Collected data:
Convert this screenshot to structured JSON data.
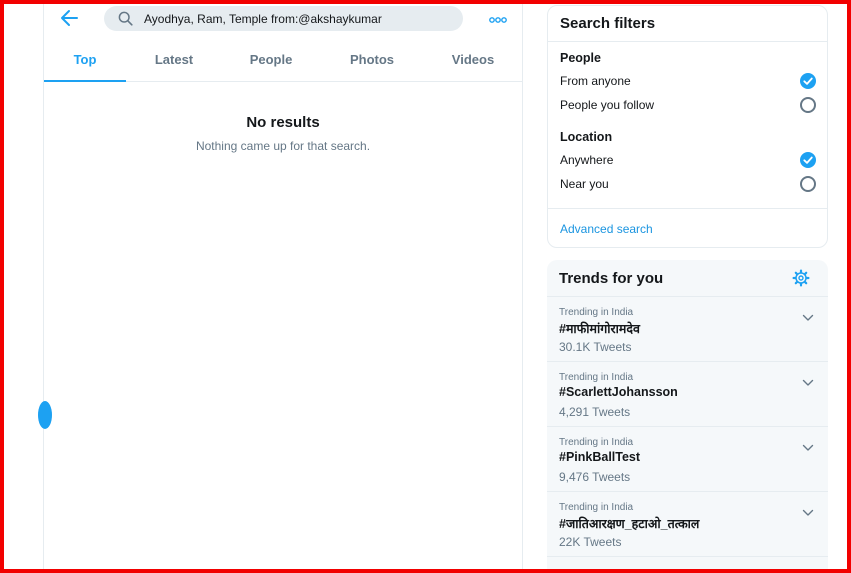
{
  "search": {
    "query": "Ayodhya, Ram, Temple from:@akshaykumar"
  },
  "icons": {
    "back": "arrow-left-icon",
    "search": "magnifier-icon",
    "more": "three-dots-icon",
    "gear": "gear-icon",
    "chevron": "chevron-down-icon"
  },
  "tabs": [
    {
      "label": "Top",
      "active": true
    },
    {
      "label": "Latest",
      "active": false
    },
    {
      "label": "People",
      "active": false
    },
    {
      "label": "Photos",
      "active": false
    },
    {
      "label": "Videos",
      "active": false
    }
  ],
  "results": {
    "title": "No results",
    "message": "Nothing came up for that search."
  },
  "filters": {
    "title": "Search filters",
    "people": {
      "label": "People",
      "options": [
        {
          "label": "From anyone",
          "selected": true
        },
        {
          "label": "People you follow",
          "selected": false
        }
      ]
    },
    "location": {
      "label": "Location",
      "options": [
        {
          "label": "Anywhere",
          "selected": true
        },
        {
          "label": "Near you",
          "selected": false
        }
      ]
    },
    "advanced_link": "Advanced search"
  },
  "trends": {
    "title": "Trends for you",
    "items": [
      {
        "context": "Trending in India",
        "name": "#माफीमांगोरामदेव",
        "count": "30.1K Tweets"
      },
      {
        "context": "Trending in India",
        "name": "#ScarlettJohansson",
        "count": "4,291 Tweets"
      },
      {
        "context": "Trending in India",
        "name": "#PinkBallTest",
        "count": "9,476 Tweets"
      },
      {
        "context": "Trending in India",
        "name": "#जातिआरक्षण_हटाओ_तत्काल",
        "count": "22K Tweets"
      }
    ]
  },
  "colors": {
    "accent": "#1da1f2",
    "link": "#1b95e0",
    "secondary_text": "#657786",
    "border": "#e6ecf0",
    "frame": "#f20000"
  }
}
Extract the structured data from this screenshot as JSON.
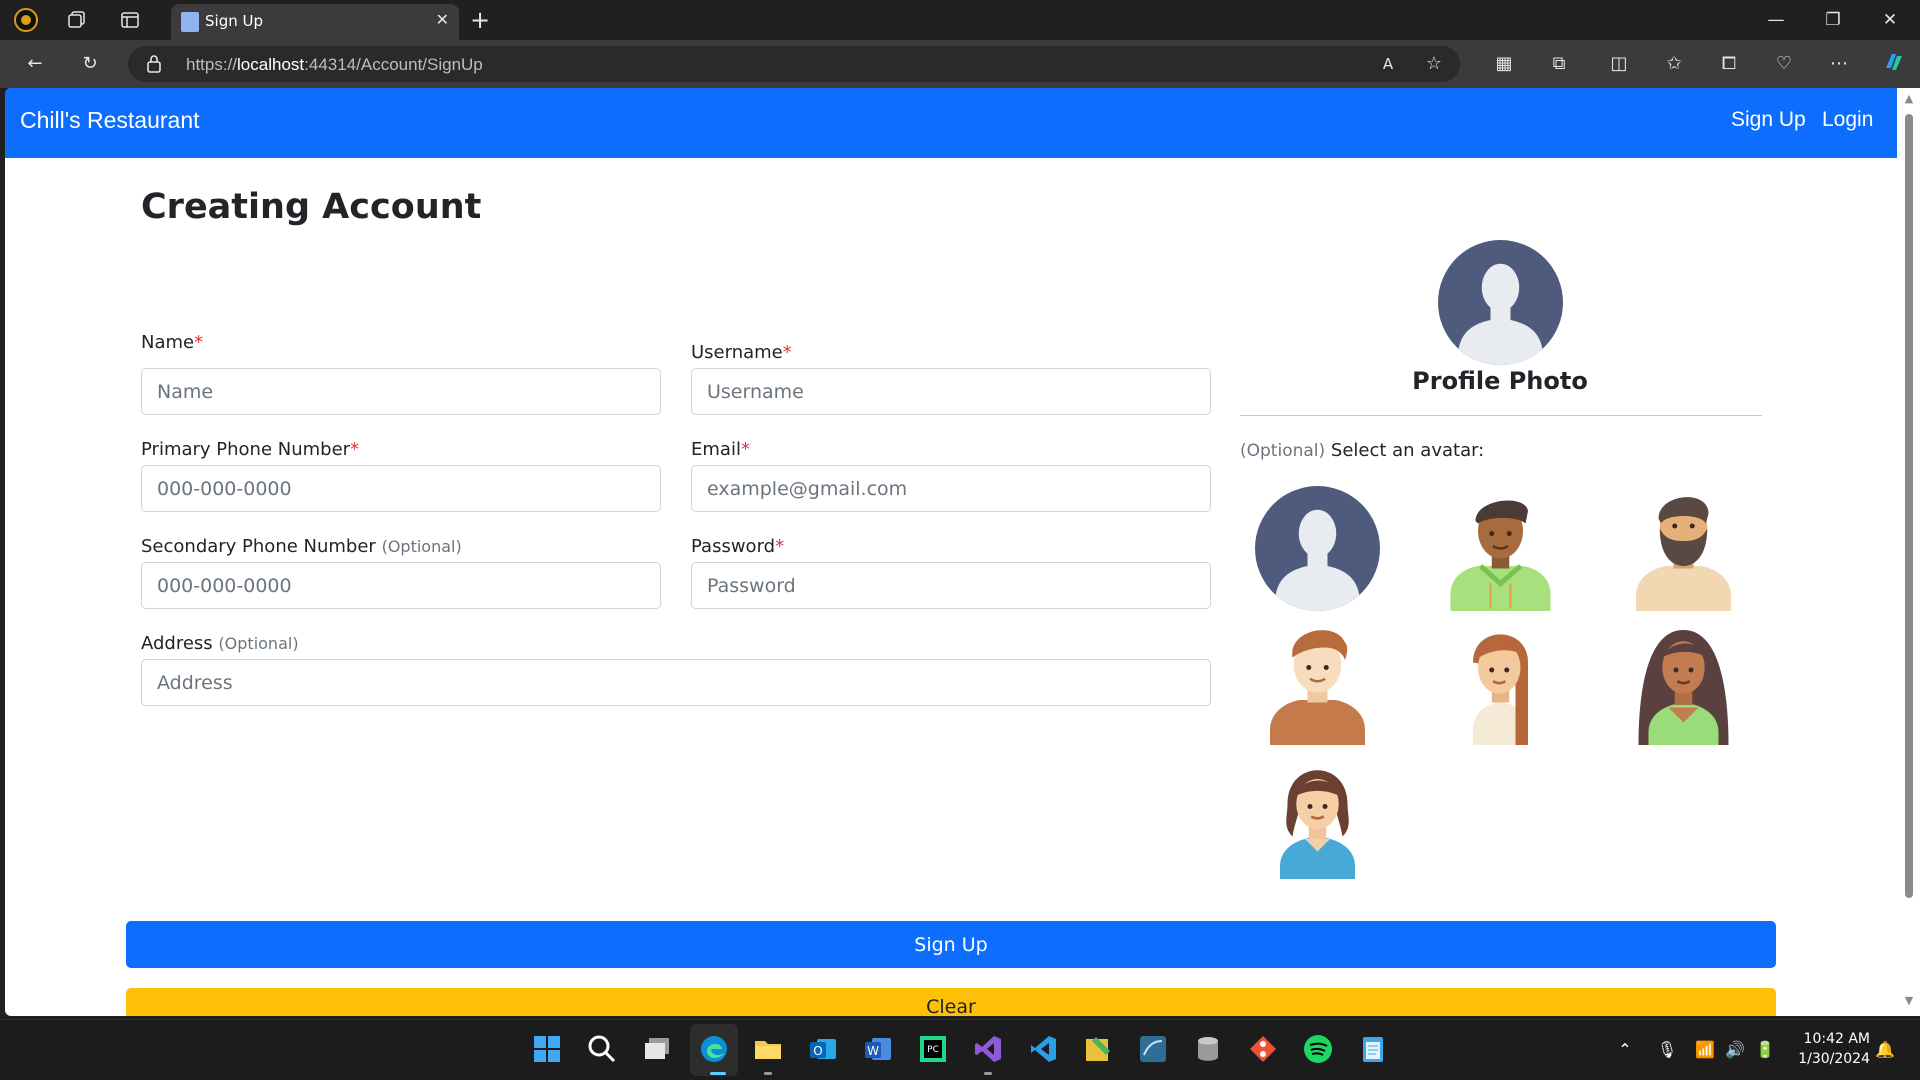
{
  "browser": {
    "tab_title": "Sign Up",
    "url_prefix": "https://",
    "url_host": "localhost",
    "url_rest": ":44314/Account/SignUp"
  },
  "navbar": {
    "brand": "Chill's Restaurant",
    "links": [
      "Sign Up",
      "Login"
    ]
  },
  "form": {
    "title": "Creating Account",
    "required_mark": "*",
    "optional_text": "(Optional)",
    "fields": {
      "name": {
        "label": "Name",
        "placeholder": "Name"
      },
      "username": {
        "label": "Username",
        "placeholder": "Username"
      },
      "primary_phone": {
        "label": "Primary Phone Number",
        "placeholder": "000-000-0000"
      },
      "email": {
        "label": "Email",
        "placeholder": "example@gmail.com"
      },
      "secondary_phone": {
        "label": "Secondary Phone Number",
        "placeholder": "000-000-0000"
      },
      "password": {
        "label": "Password",
        "placeholder": "Password"
      },
      "address": {
        "label": "Address",
        "placeholder": "Address"
      }
    },
    "profile_photo_label": "Profile Photo",
    "avatar_heading": "Select an avatar:",
    "avatars": [
      "default-silhouette-avatar",
      "man-green-hoodie-avatar",
      "bearded-man-avatar",
      "redhead-boy-avatar",
      "woman-long-hair-avatar",
      "curly-hair-woman-avatar",
      "girl-blue-top-avatar"
    ],
    "signup_button": "Sign Up",
    "clear_button": "Clear"
  },
  "taskbar": {
    "time": "10:42 AM",
    "date": "1/30/2024"
  },
  "colors": {
    "primary": "#0d6efd",
    "warning": "#ffc107",
    "danger": "#dc3545",
    "avatar_default_bg": "#4f5b7d"
  }
}
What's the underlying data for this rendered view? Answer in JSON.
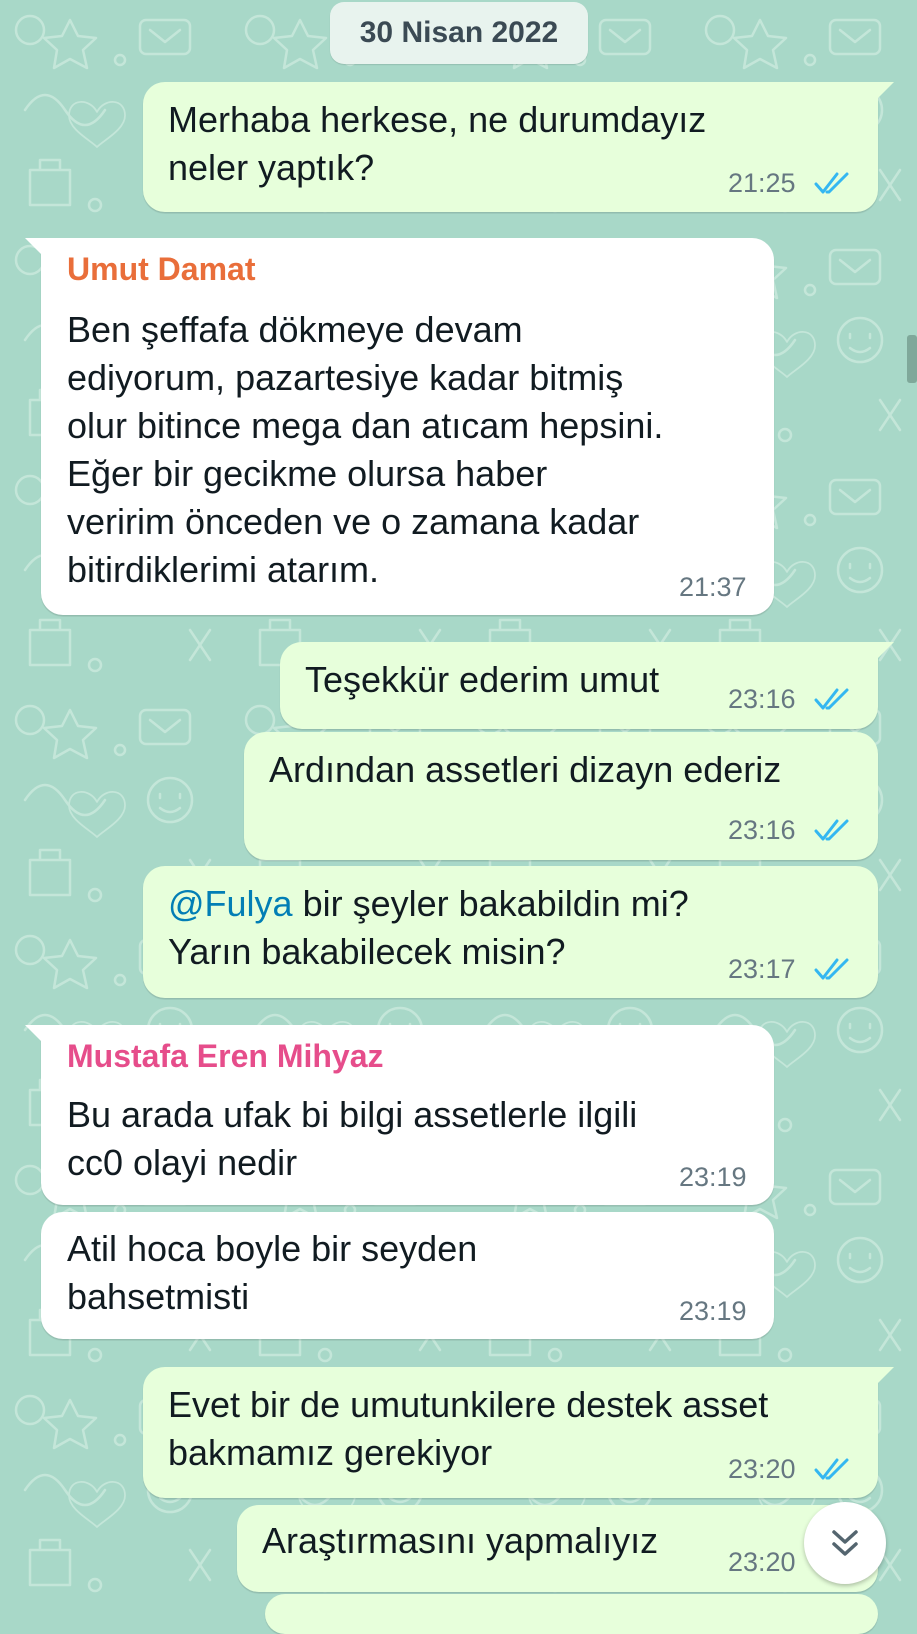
{
  "date_separator": "30 Nisan 2022",
  "colors": {
    "outgoing_bubble": "#e7ffdb",
    "incoming_bubble": "#ffffff",
    "read_ticks": "#34b7f1",
    "sender_umut": "#e96e3a",
    "sender_mustafa": "#e64d8b",
    "mention": "#027eb5",
    "wallpaper": "#a8d8c8"
  },
  "messages": [
    {
      "lines": [
        "Merhaba herkese, ne durumdayız",
        "neler yaptık?"
      ],
      "time": "21:25",
      "status": "read"
    },
    {
      "sender": "Umut Damat",
      "lines": [
        "Ben şeffafa dökmeye devam",
        "ediyorum, pazartesiye kadar bitmiş",
        "olur bitince mega dan atıcam hepsini.",
        "Eğer bir gecikme olursa haber",
        "veririm önceden ve o zamana kadar",
        "bitirdiklerimi atarım."
      ],
      "time": "21:37"
    },
    {
      "lines": [
        "Teşekkür ederim umut"
      ],
      "time": "23:16",
      "status": "read"
    },
    {
      "lines": [
        "Ardından assetleri dizayn ederiz"
      ],
      "time": "23:16",
      "status": "read"
    },
    {
      "mention": "@Fulya",
      "lines": [
        " bir şeyler bakabildin mi?",
        "Yarın bakabilecek misin?"
      ],
      "time": "23:17",
      "status": "read"
    },
    {
      "sender": "Mustafa Eren Mihyaz",
      "lines": [
        "Bu arada ufak bi bilgi assetlerle ilgili",
        "cc0 olayi nedir"
      ],
      "time": "23:19"
    },
    {
      "lines": [
        "Atil hoca boyle bir seyden",
        "bahsetmisti"
      ],
      "time": "23:19"
    },
    {
      "lines": [
        "Evet bir de umutunkilere destek asset",
        "bakmamız gerekiyor"
      ],
      "time": "23:20",
      "status": "read"
    },
    {
      "lines": [
        "Araştırmasını yapmalıyız"
      ],
      "time": "23:20",
      "status": "read"
    }
  ],
  "icons": {
    "read_receipt": "double-check-icon",
    "scroll_down": "double-chevron-down-icon"
  }
}
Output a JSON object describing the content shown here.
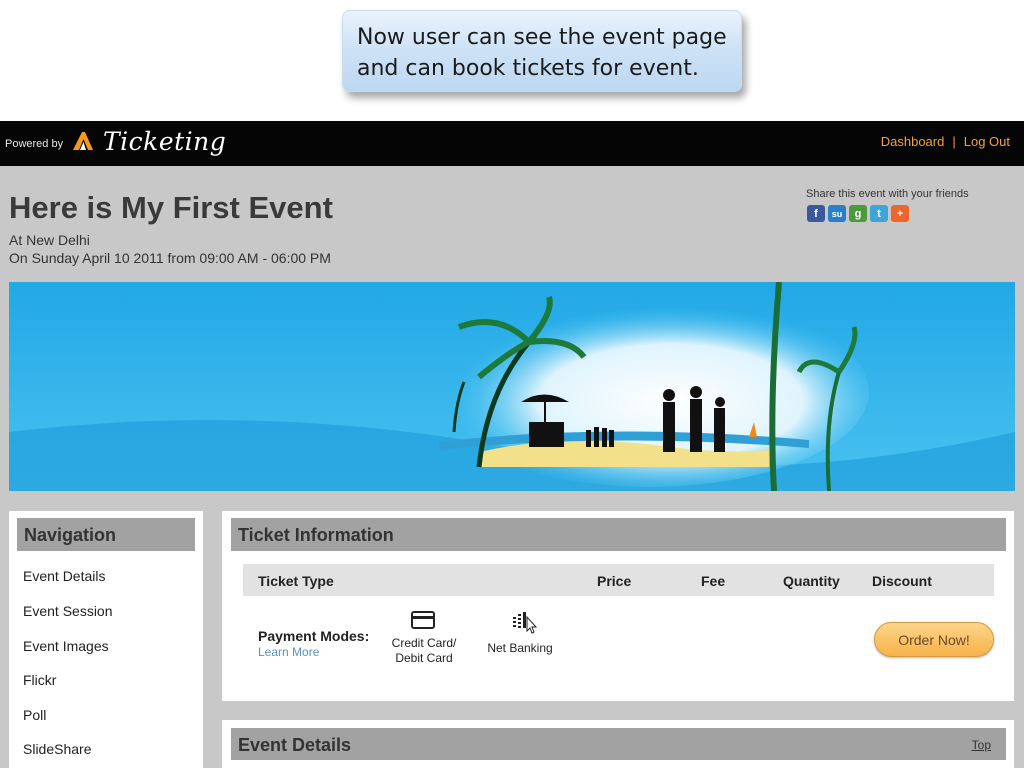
{
  "callout": {
    "line1": "Now user can see the event page",
    "line2": "and can book tickets for event."
  },
  "header": {
    "powered_by": "Powered by",
    "brand": "Ticketing",
    "links": {
      "dashboard": "Dashboard",
      "separator": "|",
      "logout": "Log Out"
    }
  },
  "event": {
    "title": "Here is My First Event",
    "location": "At New Delhi",
    "datetime": "On Sunday April 10 2011 from 09:00 AM - 06:00 PM"
  },
  "share": {
    "text": "Share this event with your friends",
    "icons": [
      {
        "name": "facebook-icon",
        "glyph": "f",
        "color": "#3b5998"
      },
      {
        "name": "stumbleupon-icon",
        "glyph": "su",
        "color": "#2a7fc8"
      },
      {
        "name": "google-icon",
        "glyph": "g",
        "color": "#4c9a3c"
      },
      {
        "name": "twitter-icon",
        "glyph": "t",
        "color": "#3fa4d8"
      },
      {
        "name": "addthis-icon",
        "glyph": "+",
        "color": "#f0642e"
      }
    ]
  },
  "navigation": {
    "title": "Navigation",
    "items": [
      "Event Details",
      "Event Session",
      "Event Images",
      "Flickr",
      "Poll",
      "SlideShare"
    ]
  },
  "ticket_info": {
    "title": "Ticket Information",
    "columns": [
      "Ticket Type",
      "Price",
      "Fee",
      "Quantity",
      "Discount"
    ],
    "payment_label": "Payment Modes:",
    "learn_more": "Learn More",
    "modes": {
      "card_line1": "Credit Card/",
      "card_line2": "Debit Card",
      "netbanking": "Net Banking"
    },
    "order_button": "Order Now!"
  },
  "event_details": {
    "title": "Event Details",
    "top_link": "Top"
  },
  "colors": {
    "accent_orange": "#f0a43b",
    "panel_gray": "#a2a2a2",
    "sky_blue": "#2fb2ea"
  }
}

### WHAT IS ASKED
Take every line from the records above that has the word "JSON" and copy it.

### SOLUTION TO THE EXERCISE
Convert this screenshot to structured JSON data.
Extract the structured data from this screenshot as JSON.
What's the underlying data for this rendered view? Answer in JSON.
Output a JSON object describing the content shown here.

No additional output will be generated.